**STATED PROBLEM**. Every line of the records must be repeated exactly; pictures stay out.

Dataset records:
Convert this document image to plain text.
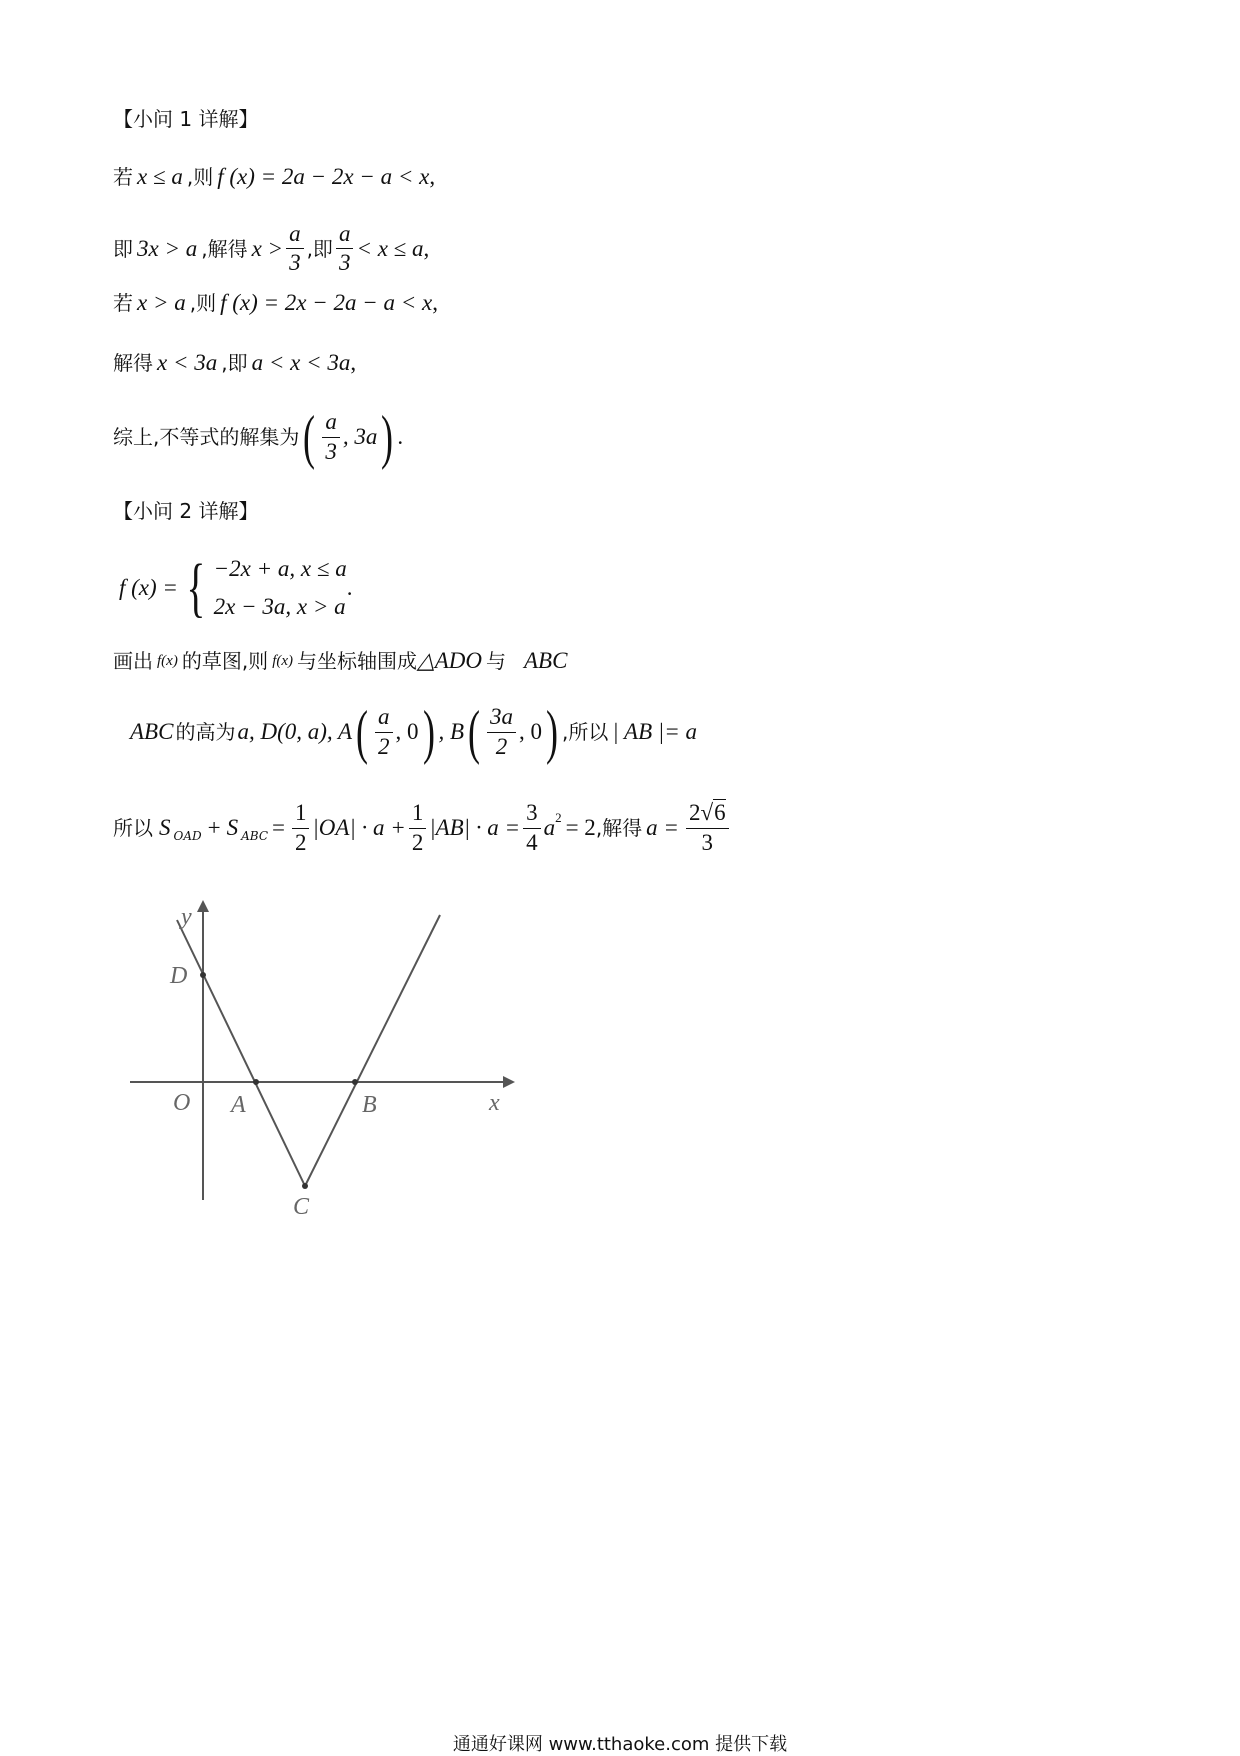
【小问 1 详解】
若 x ≤ a ,则 f (x) = 2a − 2x − a < x ,
即 3x > a ,解得 $x > \frac{a}{3}$ ,即 $\frac{a}{3} < x \le a$ ,
若 x > a ,则 f (x) = 2x − 2a − a < x ,
解得 x < 3a ,即 a < x < 3a ,
综上,不等式的解集为 ( $\frac{a}{3}$ , 3a ) .
【小问 2 详解】
f (x) = { −2x + a, x ≤ a
2x − 3a, x > a
.
画出 f(x) 的草图,则 f(x) 与坐标轴围成 △ADO 与 ABC
ABC 的高为 a, D(0, a), A ( $\frac{a}{2}$ , 0 ) , B ( $\frac{3a}{2}$ , 0 ) ,所以 | AB |= a
所以 S OAD + S ABC = $\frac{1}{2} |OA| \cdot a + \frac{1}{2} |AB| \cdot a = \frac{3}{4}$ a 2 = 2 ,解得 $a = \frac{2√6}{3}$
y
x
D
O A	B
C
通通好课网 www.tthaoke.com 提供下载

**RESULT OF THIS TASK**.
Convert this document image to plain text.
【小问 1 详解】
若 x ≤ a ,则 f (x) = 2a − 2x − a < x ,
即 3x > a ,解得 $x > \frac{a}{3}$ ,即 $\frac{a}{3} < x \le a$ ,
若 x > a ,则 f (x) = 2x − 2a − a < x ,
解得 x < 3a ,即 a < x < 3a ,
综上,不等式的解集为 ( $\frac{a}{3}$ , 3a ) .
【小问 2 详解】
f (x) = { −2x + a, x ≤ a
2x − 3a, x > a
.
画出 f(x) 的草图,则 f(x) 与坐标轴围成 △ADO 与 ABC
ABC 的高为 a, D(0, a), A ( $\frac{a}{2}$ , 0 ) , B ( $\frac{3a}{2}$ , 0 ) ,所以 | AB |= a
所以 S OAD + S ABC = $\frac{1}{2} |OA| \cdot a + \frac{1}{2} |AB| \cdot a = \frac{3}{4}$ a 2 = 2 ,解得 $a = \frac{2√6}{3}$
y
x
D
O A	B
C
通通好课网 www.tthaoke.com 提供下载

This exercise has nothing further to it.